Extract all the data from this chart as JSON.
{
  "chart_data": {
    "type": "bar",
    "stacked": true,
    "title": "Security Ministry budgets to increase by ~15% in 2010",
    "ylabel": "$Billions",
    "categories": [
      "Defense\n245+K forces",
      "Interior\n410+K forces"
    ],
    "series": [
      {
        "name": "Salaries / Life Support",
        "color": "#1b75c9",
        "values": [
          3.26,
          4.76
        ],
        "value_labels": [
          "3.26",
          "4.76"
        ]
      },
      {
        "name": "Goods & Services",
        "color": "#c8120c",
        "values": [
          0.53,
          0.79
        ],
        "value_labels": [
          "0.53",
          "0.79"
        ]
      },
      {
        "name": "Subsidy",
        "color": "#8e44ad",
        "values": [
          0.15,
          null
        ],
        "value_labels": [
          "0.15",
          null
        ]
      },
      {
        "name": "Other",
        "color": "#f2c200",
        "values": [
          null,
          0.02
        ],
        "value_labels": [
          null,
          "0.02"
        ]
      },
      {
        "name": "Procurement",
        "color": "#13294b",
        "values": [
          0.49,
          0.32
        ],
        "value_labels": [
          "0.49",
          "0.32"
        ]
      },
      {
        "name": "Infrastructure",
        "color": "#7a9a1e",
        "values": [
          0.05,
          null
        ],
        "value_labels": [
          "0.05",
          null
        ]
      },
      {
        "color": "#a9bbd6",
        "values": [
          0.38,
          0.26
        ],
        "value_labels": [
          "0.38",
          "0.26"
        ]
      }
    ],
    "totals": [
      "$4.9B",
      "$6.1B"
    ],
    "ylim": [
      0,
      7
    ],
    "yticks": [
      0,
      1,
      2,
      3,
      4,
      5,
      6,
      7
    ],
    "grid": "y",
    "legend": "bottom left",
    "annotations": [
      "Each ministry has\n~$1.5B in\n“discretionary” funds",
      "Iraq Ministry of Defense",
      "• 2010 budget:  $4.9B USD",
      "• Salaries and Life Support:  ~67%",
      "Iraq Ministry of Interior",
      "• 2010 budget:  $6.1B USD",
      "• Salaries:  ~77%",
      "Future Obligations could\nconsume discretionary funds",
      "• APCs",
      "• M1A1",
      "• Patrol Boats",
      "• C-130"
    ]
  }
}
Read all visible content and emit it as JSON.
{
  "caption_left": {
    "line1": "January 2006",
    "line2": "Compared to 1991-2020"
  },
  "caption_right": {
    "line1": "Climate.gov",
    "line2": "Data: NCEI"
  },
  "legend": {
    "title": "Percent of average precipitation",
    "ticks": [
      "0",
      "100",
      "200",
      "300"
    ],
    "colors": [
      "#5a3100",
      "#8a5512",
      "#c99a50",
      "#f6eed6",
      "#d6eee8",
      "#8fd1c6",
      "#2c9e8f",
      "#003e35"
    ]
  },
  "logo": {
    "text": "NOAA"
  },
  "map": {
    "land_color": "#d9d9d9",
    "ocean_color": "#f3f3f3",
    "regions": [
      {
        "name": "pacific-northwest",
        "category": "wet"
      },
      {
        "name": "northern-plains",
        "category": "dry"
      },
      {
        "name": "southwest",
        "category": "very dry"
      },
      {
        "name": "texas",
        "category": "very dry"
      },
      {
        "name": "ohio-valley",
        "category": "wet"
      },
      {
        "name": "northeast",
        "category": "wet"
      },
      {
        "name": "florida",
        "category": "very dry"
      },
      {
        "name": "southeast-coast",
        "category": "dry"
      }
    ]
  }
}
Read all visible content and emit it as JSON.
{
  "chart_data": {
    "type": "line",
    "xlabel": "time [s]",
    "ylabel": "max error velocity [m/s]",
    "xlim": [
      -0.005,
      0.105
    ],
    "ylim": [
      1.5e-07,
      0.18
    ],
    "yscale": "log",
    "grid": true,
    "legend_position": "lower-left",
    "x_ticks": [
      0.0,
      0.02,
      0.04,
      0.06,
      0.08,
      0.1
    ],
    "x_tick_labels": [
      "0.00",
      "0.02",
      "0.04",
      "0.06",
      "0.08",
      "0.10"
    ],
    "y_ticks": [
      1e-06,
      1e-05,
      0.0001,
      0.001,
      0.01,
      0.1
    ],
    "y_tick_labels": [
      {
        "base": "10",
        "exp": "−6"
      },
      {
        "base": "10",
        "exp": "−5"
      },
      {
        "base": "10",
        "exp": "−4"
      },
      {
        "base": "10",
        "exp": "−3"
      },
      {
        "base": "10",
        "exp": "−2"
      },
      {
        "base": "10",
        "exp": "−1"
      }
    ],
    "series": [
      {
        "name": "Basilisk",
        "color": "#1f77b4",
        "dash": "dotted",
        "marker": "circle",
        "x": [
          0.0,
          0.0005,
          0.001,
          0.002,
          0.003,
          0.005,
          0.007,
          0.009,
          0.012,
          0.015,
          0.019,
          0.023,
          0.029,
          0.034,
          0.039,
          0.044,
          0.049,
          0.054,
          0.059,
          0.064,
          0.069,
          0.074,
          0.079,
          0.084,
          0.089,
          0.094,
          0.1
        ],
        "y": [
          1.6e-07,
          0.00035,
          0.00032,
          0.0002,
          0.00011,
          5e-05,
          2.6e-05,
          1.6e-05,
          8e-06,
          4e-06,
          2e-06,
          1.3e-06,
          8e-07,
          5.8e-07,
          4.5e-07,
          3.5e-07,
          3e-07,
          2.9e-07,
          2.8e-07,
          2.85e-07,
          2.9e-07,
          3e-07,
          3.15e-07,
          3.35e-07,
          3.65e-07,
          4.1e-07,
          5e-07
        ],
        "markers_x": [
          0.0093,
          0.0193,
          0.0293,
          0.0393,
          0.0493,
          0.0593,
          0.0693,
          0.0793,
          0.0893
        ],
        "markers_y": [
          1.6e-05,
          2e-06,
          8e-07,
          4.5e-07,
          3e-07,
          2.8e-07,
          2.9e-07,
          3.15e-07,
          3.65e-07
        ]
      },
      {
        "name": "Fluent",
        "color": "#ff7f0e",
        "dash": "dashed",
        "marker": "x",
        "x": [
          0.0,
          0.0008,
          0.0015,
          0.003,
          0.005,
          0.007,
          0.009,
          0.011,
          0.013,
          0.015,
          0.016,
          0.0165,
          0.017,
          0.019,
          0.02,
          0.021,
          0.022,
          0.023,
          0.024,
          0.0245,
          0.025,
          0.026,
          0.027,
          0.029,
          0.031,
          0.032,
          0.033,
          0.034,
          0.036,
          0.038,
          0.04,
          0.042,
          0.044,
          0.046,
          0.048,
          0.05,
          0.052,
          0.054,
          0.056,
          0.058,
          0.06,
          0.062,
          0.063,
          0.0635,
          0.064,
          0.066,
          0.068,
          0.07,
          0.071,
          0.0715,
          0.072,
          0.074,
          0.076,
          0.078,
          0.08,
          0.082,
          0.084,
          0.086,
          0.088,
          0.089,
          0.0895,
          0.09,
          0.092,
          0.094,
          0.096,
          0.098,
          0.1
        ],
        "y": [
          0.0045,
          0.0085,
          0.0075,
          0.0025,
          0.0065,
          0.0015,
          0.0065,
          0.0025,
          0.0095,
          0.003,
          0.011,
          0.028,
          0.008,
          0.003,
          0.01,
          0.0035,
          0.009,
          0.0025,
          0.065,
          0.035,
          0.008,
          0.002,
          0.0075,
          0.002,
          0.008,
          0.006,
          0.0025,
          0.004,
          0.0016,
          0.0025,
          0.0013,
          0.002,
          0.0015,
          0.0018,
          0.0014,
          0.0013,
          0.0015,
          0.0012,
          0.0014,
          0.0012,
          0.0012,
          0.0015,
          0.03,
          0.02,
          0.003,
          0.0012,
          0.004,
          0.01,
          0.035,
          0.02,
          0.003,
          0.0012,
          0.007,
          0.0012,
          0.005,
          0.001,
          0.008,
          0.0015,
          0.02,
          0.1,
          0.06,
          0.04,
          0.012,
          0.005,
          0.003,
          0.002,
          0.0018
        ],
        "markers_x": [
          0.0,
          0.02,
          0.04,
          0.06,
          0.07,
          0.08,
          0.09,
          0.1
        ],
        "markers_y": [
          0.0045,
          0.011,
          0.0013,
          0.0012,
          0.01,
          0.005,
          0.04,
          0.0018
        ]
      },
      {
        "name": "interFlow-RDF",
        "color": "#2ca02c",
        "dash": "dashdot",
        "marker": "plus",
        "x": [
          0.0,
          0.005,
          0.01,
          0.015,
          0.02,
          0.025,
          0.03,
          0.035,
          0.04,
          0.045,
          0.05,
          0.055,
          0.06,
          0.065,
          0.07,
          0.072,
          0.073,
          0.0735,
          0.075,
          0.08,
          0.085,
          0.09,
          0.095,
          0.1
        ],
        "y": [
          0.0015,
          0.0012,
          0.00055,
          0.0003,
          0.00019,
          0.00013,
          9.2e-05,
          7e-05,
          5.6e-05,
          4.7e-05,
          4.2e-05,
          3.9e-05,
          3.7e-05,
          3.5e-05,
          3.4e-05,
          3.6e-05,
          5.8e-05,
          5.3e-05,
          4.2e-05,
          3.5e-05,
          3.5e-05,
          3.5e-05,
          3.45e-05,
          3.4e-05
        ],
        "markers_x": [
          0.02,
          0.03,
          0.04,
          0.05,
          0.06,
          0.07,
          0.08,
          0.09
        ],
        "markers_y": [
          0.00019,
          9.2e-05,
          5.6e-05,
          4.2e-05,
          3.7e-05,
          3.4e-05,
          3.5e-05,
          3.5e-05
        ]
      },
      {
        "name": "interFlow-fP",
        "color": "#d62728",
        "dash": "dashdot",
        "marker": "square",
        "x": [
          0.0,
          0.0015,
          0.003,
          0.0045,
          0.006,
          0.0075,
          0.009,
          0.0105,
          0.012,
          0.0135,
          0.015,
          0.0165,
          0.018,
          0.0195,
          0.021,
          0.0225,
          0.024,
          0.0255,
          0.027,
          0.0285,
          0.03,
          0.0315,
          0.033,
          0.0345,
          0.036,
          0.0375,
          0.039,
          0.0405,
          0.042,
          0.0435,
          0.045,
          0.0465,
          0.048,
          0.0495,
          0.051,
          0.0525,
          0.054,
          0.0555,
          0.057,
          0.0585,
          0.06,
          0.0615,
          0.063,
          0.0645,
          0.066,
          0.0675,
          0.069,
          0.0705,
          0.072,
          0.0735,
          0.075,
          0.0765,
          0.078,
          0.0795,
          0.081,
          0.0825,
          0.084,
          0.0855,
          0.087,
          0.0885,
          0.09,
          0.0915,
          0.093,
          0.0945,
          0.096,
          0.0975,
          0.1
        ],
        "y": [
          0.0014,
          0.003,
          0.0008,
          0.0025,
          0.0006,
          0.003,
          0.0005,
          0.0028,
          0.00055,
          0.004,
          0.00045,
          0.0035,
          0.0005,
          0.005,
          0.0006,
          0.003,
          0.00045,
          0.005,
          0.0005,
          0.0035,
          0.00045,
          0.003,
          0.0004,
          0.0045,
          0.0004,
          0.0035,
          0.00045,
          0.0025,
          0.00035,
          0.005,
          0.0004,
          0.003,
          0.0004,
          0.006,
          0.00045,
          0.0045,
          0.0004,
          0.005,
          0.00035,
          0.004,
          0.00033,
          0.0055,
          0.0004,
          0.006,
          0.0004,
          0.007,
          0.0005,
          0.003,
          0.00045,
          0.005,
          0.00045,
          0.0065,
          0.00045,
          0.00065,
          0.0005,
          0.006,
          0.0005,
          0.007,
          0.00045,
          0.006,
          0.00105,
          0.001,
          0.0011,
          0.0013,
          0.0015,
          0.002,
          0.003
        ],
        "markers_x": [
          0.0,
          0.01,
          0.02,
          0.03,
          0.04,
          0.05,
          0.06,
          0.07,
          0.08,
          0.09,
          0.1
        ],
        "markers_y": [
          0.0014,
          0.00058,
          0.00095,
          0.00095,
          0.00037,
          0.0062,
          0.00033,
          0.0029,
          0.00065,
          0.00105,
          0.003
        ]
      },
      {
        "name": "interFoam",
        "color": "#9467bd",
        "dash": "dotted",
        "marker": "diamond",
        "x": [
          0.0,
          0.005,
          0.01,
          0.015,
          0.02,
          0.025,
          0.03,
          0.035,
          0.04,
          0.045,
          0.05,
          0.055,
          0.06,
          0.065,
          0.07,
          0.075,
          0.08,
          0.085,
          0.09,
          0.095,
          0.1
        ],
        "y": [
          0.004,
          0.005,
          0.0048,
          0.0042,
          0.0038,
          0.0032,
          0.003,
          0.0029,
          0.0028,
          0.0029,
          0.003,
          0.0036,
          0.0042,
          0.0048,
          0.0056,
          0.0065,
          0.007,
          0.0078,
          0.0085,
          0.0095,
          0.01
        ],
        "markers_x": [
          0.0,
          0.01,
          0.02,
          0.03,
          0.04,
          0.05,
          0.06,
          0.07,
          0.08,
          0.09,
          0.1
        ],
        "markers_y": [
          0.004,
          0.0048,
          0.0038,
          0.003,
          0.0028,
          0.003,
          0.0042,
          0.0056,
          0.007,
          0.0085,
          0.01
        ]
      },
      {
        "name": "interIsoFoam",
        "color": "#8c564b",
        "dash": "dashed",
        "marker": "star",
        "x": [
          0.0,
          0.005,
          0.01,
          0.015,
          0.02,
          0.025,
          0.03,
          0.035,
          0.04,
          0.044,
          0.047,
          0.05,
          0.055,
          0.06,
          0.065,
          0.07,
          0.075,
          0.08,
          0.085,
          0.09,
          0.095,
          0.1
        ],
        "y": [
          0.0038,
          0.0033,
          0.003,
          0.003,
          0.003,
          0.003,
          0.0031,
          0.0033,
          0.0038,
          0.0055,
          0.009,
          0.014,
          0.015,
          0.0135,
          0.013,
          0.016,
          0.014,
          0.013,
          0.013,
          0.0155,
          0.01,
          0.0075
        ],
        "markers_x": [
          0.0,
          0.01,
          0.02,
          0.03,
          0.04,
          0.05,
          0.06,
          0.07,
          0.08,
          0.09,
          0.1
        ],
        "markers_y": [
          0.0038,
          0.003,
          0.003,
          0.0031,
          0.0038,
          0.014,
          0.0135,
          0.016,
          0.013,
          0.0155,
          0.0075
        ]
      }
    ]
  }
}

What you are asked to do: Search the lines above for the string "forces", then show every one that has it.

The result:
      "Defense\n245+K forces",
      "Interior\n410+K forces"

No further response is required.